● **THE TASK**: Quote, without change, all of the lines that follow.

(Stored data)
######

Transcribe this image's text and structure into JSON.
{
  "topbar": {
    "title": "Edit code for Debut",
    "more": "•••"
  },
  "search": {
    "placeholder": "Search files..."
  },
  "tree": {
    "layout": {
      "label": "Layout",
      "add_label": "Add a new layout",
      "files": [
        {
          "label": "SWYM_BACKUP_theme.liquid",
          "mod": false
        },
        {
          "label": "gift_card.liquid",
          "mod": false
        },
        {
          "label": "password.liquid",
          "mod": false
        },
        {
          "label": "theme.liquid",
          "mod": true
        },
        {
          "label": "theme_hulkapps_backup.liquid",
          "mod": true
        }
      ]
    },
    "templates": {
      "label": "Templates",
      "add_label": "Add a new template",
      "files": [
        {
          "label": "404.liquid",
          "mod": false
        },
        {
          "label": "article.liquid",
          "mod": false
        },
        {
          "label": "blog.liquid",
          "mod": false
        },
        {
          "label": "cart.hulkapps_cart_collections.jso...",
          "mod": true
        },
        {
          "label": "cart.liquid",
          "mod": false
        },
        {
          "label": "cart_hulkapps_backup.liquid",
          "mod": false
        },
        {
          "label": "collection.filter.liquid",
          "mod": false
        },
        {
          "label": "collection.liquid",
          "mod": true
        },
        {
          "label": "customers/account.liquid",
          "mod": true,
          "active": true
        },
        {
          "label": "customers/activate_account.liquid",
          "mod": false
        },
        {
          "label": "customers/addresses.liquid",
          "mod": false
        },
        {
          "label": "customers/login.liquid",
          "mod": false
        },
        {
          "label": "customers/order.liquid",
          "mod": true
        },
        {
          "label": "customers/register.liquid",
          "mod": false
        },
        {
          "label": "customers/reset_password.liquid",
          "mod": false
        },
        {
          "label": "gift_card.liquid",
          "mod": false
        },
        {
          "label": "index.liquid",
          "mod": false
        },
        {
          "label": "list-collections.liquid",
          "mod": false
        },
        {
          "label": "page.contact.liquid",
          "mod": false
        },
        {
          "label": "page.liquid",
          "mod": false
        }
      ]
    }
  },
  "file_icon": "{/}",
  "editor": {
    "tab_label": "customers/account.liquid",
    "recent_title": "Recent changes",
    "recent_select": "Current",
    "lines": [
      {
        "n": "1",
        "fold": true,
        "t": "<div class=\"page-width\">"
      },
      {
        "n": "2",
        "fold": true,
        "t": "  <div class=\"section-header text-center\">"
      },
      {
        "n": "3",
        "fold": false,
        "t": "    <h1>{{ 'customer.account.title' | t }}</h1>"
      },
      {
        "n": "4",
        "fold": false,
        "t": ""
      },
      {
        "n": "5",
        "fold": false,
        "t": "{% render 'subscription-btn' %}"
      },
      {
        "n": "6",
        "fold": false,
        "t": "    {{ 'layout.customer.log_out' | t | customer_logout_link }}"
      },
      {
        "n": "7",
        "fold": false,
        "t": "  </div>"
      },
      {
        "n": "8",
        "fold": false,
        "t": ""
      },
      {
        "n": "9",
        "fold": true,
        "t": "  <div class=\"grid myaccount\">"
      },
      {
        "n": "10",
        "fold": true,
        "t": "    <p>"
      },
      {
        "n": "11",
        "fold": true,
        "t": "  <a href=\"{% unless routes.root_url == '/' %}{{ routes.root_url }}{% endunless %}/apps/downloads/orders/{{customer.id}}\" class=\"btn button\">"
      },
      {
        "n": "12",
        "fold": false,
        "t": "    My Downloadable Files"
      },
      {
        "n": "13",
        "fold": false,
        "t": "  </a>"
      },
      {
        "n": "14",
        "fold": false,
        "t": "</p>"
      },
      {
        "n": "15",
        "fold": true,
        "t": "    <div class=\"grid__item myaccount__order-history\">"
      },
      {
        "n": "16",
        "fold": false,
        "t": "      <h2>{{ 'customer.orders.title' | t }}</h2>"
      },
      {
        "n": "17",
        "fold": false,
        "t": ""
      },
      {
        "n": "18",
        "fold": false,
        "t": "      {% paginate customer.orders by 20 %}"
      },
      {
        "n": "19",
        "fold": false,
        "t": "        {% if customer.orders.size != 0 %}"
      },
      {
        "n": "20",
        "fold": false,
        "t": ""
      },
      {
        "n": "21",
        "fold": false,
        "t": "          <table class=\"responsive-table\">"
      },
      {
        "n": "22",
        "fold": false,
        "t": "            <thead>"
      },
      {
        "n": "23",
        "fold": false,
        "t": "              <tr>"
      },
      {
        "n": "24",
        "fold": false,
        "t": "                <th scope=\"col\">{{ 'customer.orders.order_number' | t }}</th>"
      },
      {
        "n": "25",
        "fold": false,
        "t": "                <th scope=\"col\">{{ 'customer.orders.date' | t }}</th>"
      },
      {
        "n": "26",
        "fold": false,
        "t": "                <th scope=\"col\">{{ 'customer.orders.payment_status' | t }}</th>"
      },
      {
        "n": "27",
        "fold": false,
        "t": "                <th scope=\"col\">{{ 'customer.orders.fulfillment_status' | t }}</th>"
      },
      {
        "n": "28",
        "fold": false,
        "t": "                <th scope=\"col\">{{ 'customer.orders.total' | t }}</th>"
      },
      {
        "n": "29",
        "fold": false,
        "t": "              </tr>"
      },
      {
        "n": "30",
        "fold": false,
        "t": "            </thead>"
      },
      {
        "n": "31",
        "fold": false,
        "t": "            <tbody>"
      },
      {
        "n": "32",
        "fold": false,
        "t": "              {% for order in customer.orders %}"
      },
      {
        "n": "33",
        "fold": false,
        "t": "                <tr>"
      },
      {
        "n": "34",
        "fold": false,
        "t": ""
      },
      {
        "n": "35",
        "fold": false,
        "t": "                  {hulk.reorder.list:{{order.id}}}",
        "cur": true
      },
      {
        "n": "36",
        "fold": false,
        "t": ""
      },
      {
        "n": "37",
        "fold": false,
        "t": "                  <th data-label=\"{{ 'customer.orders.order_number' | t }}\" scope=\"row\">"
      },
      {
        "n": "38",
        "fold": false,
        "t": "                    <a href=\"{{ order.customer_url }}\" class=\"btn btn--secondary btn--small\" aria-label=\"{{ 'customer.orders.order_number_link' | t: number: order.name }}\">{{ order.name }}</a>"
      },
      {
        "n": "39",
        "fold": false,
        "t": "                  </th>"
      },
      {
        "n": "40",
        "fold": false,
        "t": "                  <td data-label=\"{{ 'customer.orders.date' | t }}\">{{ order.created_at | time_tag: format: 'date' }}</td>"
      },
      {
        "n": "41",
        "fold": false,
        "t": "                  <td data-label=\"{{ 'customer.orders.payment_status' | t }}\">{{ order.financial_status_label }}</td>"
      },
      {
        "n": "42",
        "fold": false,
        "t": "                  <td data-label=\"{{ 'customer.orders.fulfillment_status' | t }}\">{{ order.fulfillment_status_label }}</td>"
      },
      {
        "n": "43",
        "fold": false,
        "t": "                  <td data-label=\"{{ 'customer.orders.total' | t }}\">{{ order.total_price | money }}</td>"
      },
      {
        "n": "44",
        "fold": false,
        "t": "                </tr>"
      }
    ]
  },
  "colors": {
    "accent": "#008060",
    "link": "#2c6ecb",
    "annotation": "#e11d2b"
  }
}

######

● **SOLUTION FOR THIS PROBLEM**:
Transcribe this image's text and structure into JSON.
{
  "topbar": {
    "title": "Edit code for Debut",
    "more": "•••"
  },
  "search": {
    "placeholder": "Search files..."
  },
  "tree": {
    "layout": {
      "label": "Layout",
      "add_label": "Add a new layout",
      "files": [
        {
          "label": "SWYM_BACKUP_theme.liquid",
          "mod": false
        },
        {
          "label": "gift_card.liquid",
          "mod": false
        },
        {
          "label": "password.liquid",
          "mod": false
        },
        {
          "label": "theme.liquid",
          "mod": true
        },
        {
          "label": "theme_hulkapps_backup.liquid",
          "mod": true
        }
      ]
    },
    "templates": {
      "label": "Templates",
      "add_label": "Add a new template",
      "files": [
        {
          "label": "404.liquid",
          "mod": false
        },
        {
          "label": "article.liquid",
          "mod": false
        },
        {
          "label": "blog.liquid",
          "mod": false
        },
        {
          "label": "cart.hulkapps_cart_collections.jso...",
          "mod": true
        },
        {
          "label": "cart.liquid",
          "mod": false
        },
        {
          "label": "cart_hulkapps_backup.liquid",
          "mod": false
        },
        {
          "label": "collection.filter.liquid",
          "mod": false
        },
        {
          "label": "collection.liquid",
          "mod": true
        },
        {
          "label": "customers/account.liquid",
          "mod": true,
          "active": true
        },
        {
          "label": "customers/activate_account.liquid",
          "mod": false
        },
        {
          "label": "customers/addresses.liquid",
          "mod": false
        },
        {
          "label": "customers/login.liquid",
          "mod": false
        },
        {
          "label": "customers/order.liquid",
          "mod": true
        },
        {
          "label": "customers/register.liquid",
          "mod": false
        },
        {
          "label": "customers/reset_password.liquid",
          "mod": false
        },
        {
          "label": "gift_card.liquid",
          "mod": false
        },
        {
          "label": "index.liquid",
          "mod": false
        },
        {
          "label": "list-collections.liquid",
          "mod": false
        },
        {
          "label": "page.contact.liquid",
          "mod": false
        },
        {
          "label": "page.liquid",
          "mod": false
        }
      ]
    }
  },
  "file_icon": "{/}",
  "editor": {
    "tab_label": "customers/account.liquid",
    "recent_title": "Recent changes",
    "recent_select": "Current",
    "lines": [
      {
        "n": "1",
        "fold": true,
        "t": "<div class=\"page-width\">"
      },
      {
        "n": "2",
        "fold": true,
        "t": "  <div class=\"section-header text-center\">"
      },
      {
        "n": "3",
        "fold": false,
        "t": "    <h1>{{ 'customer.account.title' | t }}</h1>"
      },
      {
        "n": "4",
        "fold": false,
        "t": ""
      },
      {
        "n": "5",
        "fold": false,
        "t": "{% render 'subscription-btn' %}"
      },
      {
        "n": "6",
        "fold": false,
        "t": "    {{ 'layout.customer.log_out' | t | customer_logout_link }}"
      },
      {
        "n": "7",
        "fold": false,
        "t": "  </div>"
      },
      {
        "n": "8",
        "fold": false,
        "t": ""
      },
      {
        "n": "9",
        "fold": true,
        "t": "  <div class=\"grid myaccount\">"
      },
      {
        "n": "10",
        "fold": true,
        "t": "    <p>"
      },
      {
        "n": "11",
        "fold": true,
        "t": "  <a href=\"{% unless routes.root_url == '/' %}{{ routes.root_url }}{% endunless %}/apps/downloads/orders/{{customer.id}}\" class=\"btn button\">"
      },
      {
        "n": "12",
        "fold": false,
        "t": "    My Downloadable Files"
      },
      {
        "n": "13",
        "fold": false,
        "t": "  </a>"
      },
      {
        "n": "14",
        "fold": false,
        "t": "</p>"
      },
      {
        "n": "15",
        "fold": true,
        "t": "    <div class=\"grid__item myaccount__order-history\">"
      },
      {
        "n": "16",
        "fold": false,
        "t": "      <h2>{{ 'customer.orders.title' | t }}</h2>"
      },
      {
        "n": "17",
        "fold": false,
        "t": ""
      },
      {
        "n": "18",
        "fold": false,
        "t": "      {% paginate customer.orders by 20 %}"
      },
      {
        "n": "19",
        "fold": false,
        "t": "        {% if customer.orders.size != 0 %}"
      },
      {
        "n": "20",
        "fold": false,
        "t": ""
      },
      {
        "n": "21",
        "fold": false,
        "t": "          <table class=\"responsive-table\">"
      },
      {
        "n": "22",
        "fold": false,
        "t": "            <thead>"
      },
      {
        "n": "23",
        "fold": false,
        "t": "              <tr>"
      },
      {
        "n": "24",
        "fold": false,
        "t": "                <th scope=\"col\">{{ 'customer.orders.order_number' | t }}</th>"
      },
      {
        "n": "25",
        "fold": false,
        "t": "                <th scope=\"col\">{{ 'customer.orders.date' | t }}</th>"
      },
      {
        "n": "26",
        "fold": false,
        "t": "                <th scope=\"col\">{{ 'customer.orders.payment_status' | t }}</th>"
      },
      {
        "n": "27",
        "fold": false,
        "t": "                <th scope=\"col\">{{ 'customer.orders.fulfillment_status' | t }}</th>"
      },
      {
        "n": "28",
        "fold": false,
        "t": "                <th scope=\"col\">{{ 'customer.orders.total' | t }}</th>"
      },
      {
        "n": "29",
        "fold": false,
        "t": "              </tr>"
      },
      {
        "n": "30",
        "fold": false,
        "t": "            </thead>"
      },
      {
        "n": "31",
        "fold": false,
        "t": "            <tbody>"
      },
      {
        "n": "32",
        "fold": false,
        "t": "              {% for order in customer.orders %}"
      },
      {
        "n": "33",
        "fold": false,
        "t": "                <tr>"
      },
      {
        "n": "34",
        "fold": false,
        "t": ""
      },
      {
        "n": "35",
        "fold": false,
        "t": "                  {hulk.reorder.list:{{order.id}}}",
        "cur": true
      },
      {
        "n": "36",
        "fold": false,
        "t": ""
      },
      {
        "n": "37",
        "fold": false,
        "t": "                  <th data-label=\"{{ 'customer.orders.order_number' | t }}\" scope=\"row\">"
      },
      {
        "n": "38",
        "fold": false,
        "t": "                    <a href=\"{{ order.customer_url }}\" class=\"btn btn--secondary btn--small\" aria-label=\"{{ 'customer.orders.order_number_link' | t: number: order.name }}\">{{ order.name }}</a>"
      },
      {
        "n": "39",
        "fold": false,
        "t": "                  </th>"
      },
      {
        "n": "40",
        "fold": false,
        "t": "                  <td data-label=\"{{ 'customer.orders.date' | t }}\">{{ order.created_at | time_tag: format: 'date' }}</td>"
      },
      {
        "n": "41",
        "fold": false,
        "t": "                  <td data-label=\"{{ 'customer.orders.payment_status' | t }}\">{{ order.financial_status_label }}</td>"
      },
      {
        "n": "42",
        "fold": false,
        "t": "                  <td data-label=\"{{ 'customer.orders.fulfillment_status' | t }}\">{{ order.fulfillment_status_label }}</td>"
      },
      {
        "n": "43",
        "fold": false,
        "t": "                  <td data-label=\"{{ 'customer.orders.total' | t }}\">{{ order.total_price | money }}</td>"
      },
      {
        "n": "44",
        "fold": false,
        "t": "                </tr>"
      }
    ]
  },
  "colors": {
    "accent": "#008060",
    "link": "#2c6ecb",
    "annotation": "#e11d2b"
  }
}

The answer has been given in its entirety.